▼▼▼
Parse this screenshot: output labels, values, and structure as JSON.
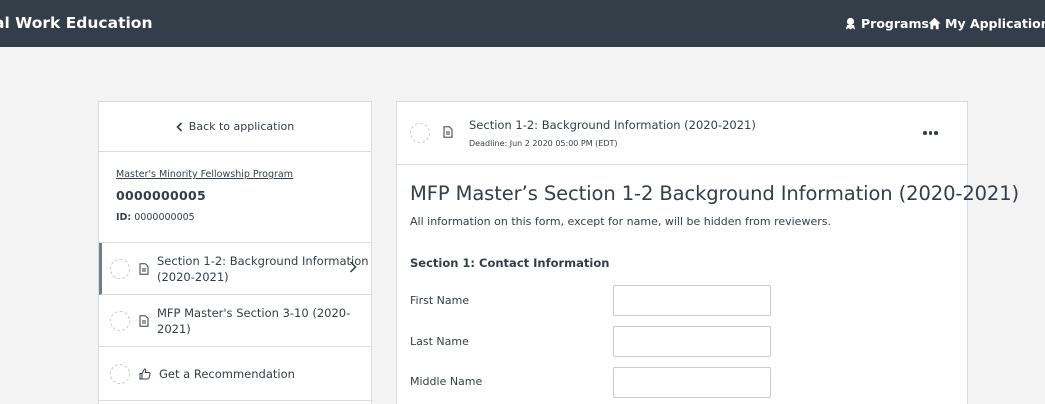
{
  "topbar": {
    "brand": "al Work Education",
    "programs_label": "Programs",
    "applications_label": "My Applications"
  },
  "sidebar": {
    "back_label": "Back to application",
    "program_name": "Master's Minority Fellowship Program",
    "application_number": "0000000005",
    "id_label": "ID:",
    "id_value": "0000000005",
    "tasks": [
      {
        "label": "Section 1-2: Background Information (2020-2021)",
        "icon": "document-icon",
        "active": true
      },
      {
        "label": "MFP Master's Section 3-10 (2020-2021)",
        "icon": "document-icon",
        "active": false
      },
      {
        "label": "Get a Recommendation",
        "icon": "thumbs-up-icon",
        "active": false
      }
    ]
  },
  "main": {
    "task_title": "Section 1-2: Background Information (2020-2021)",
    "deadline": "Deadline: Jun 2 2020 05:00 PM (EDT)",
    "form_title": "MFP Master’s Section 1-2 Background Information (2020-2021)",
    "form_subtitle": "All information on this form, except for name, will be hidden from reviewers.",
    "section_title": "Section 1: Contact Information",
    "fields": [
      {
        "label": "First Name",
        "value": ""
      },
      {
        "label": "Last Name",
        "value": ""
      },
      {
        "label": "Middle Name",
        "value": ""
      }
    ]
  },
  "colors": {
    "topbar": "#333e48",
    "background": "#f3f3f3",
    "border": "#d9dcde",
    "active_indicator": "#6c7d8c"
  }
}
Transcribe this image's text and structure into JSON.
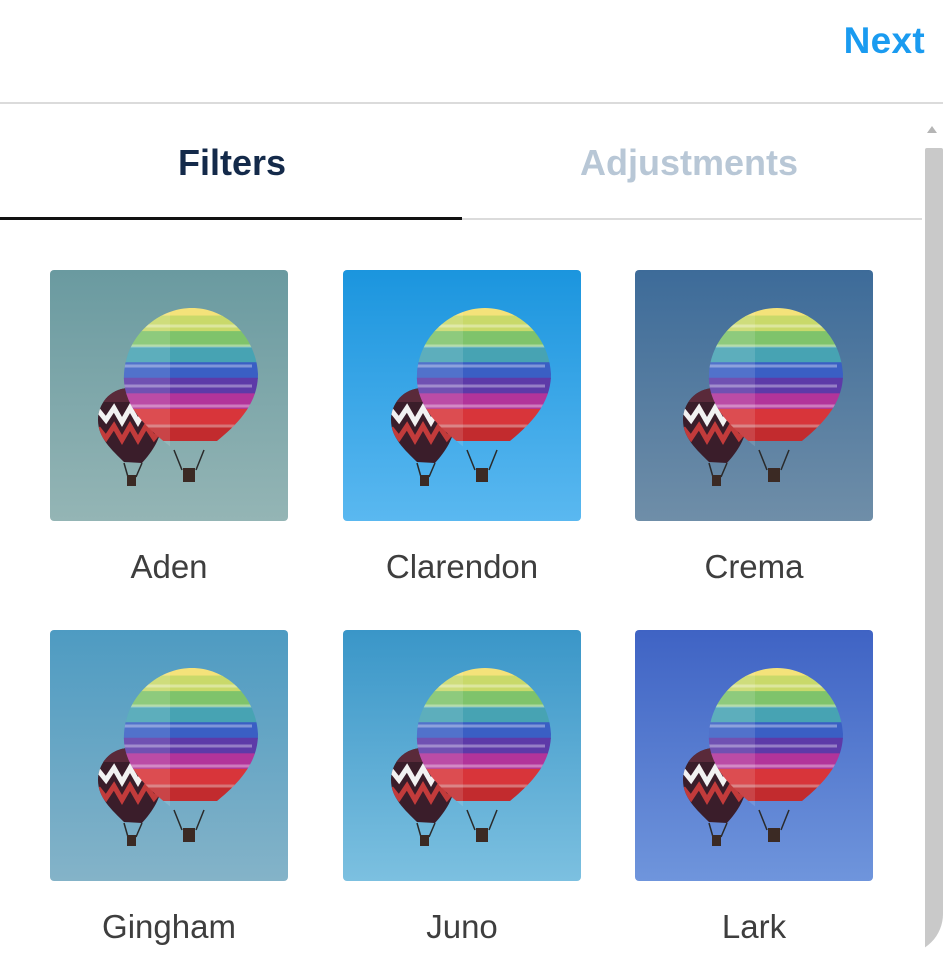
{
  "header": {
    "next_label": "Next"
  },
  "tabs": [
    {
      "label": "Filters",
      "active": true
    },
    {
      "label": "Adjustments",
      "active": false
    }
  ],
  "filters": [
    {
      "name": "Aden",
      "bg_top": "#6a9aa0",
      "bg_bottom": "#94b5b5"
    },
    {
      "name": "Clarendon",
      "bg_top": "#1b95de",
      "bg_bottom": "#5ab8f0"
    },
    {
      "name": "Crema",
      "bg_top": "#3d6b99",
      "bg_bottom": "#6f8ea8"
    },
    {
      "name": "Gingham",
      "bg_top": "#4e9bc2",
      "bg_bottom": "#84b3c8"
    },
    {
      "name": "Juno",
      "bg_top": "#3a96c8",
      "bg_bottom": "#7cc0e0"
    },
    {
      "name": "Lark",
      "bg_top": "#3f63c4",
      "bg_bottom": "#6f95dc"
    }
  ],
  "colors": {
    "accent": "#1a9bf0",
    "active_tab": "#142a4a",
    "inactive_tab": "#b8c7d6"
  },
  "icons": {
    "scroll_up": "triangle-up-icon"
  }
}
▲▲▲
▶ _Stated goal_:
Copy the listing exactly. Any image in it stays out of the copy.

▶ _Response to the task_:
Parse this screenshot: output labels, values, and structure as JSON.
{
  "topbar": {
    "brand": "al Work Education",
    "programs_label": "Programs",
    "applications_label": "My Applications"
  },
  "sidebar": {
    "back_label": "Back to application",
    "program_name": "Master's Minority Fellowship Program",
    "application_number": "0000000005",
    "id_label": "ID:",
    "id_value": "0000000005",
    "tasks": [
      {
        "label": "Section 1-2: Background Information (2020-2021)",
        "icon": "document-icon",
        "active": true
      },
      {
        "label": "MFP Master's Section 3-10 (2020-2021)",
        "icon": "document-icon",
        "active": false
      },
      {
        "label": "Get a Recommendation",
        "icon": "thumbs-up-icon",
        "active": false
      }
    ]
  },
  "main": {
    "task_title": "Section 1-2: Background Information (2020-2021)",
    "deadline": "Deadline: Jun 2 2020 05:00 PM (EDT)",
    "form_title": "MFP Master’s Section 1-2 Background Information (2020-2021)",
    "form_subtitle": "All information on this form, except for name, will be hidden from reviewers.",
    "section_title": "Section 1: Contact Information",
    "fields": [
      {
        "label": "First Name",
        "value": ""
      },
      {
        "label": "Last Name",
        "value": ""
      },
      {
        "label": "Middle Name",
        "value": ""
      }
    ]
  },
  "colors": {
    "topbar": "#333e48",
    "background": "#f3f3f3",
    "border": "#d9dcde",
    "active_indicator": "#6c7d8c"
  }
}
Transcribe this image's text and structure into JSON.
{
  "header": {
    "next_label": "Next"
  },
  "tabs": [
    {
      "label": "Filters",
      "active": true
    },
    {
      "label": "Adjustments",
      "active": false
    }
  ],
  "filters": [
    {
      "name": "Aden",
      "bg_top": "#6a9aa0",
      "bg_bottom": "#94b5b5"
    },
    {
      "name": "Clarendon",
      "bg_top": "#1b95de",
      "bg_bottom": "#5ab8f0"
    },
    {
      "name": "Crema",
      "bg_top": "#3d6b99",
      "bg_bottom": "#6f8ea8"
    },
    {
      "name": "Gingham",
      "bg_top": "#4e9bc2",
      "bg_bottom": "#84b3c8"
    },
    {
      "name": "Juno",
      "bg_top": "#3a96c8",
      "bg_bottom": "#7cc0e0"
    },
    {
      "name": "Lark",
      "bg_top": "#3f63c4",
      "bg_bottom": "#6f95dc"
    }
  ],
  "colors": {
    "accent": "#1a9bf0",
    "active_tab": "#142a4a",
    "inactive_tab": "#b8c7d6"
  },
  "icons": {
    "scroll_up": "triangle-up-icon"
  }
}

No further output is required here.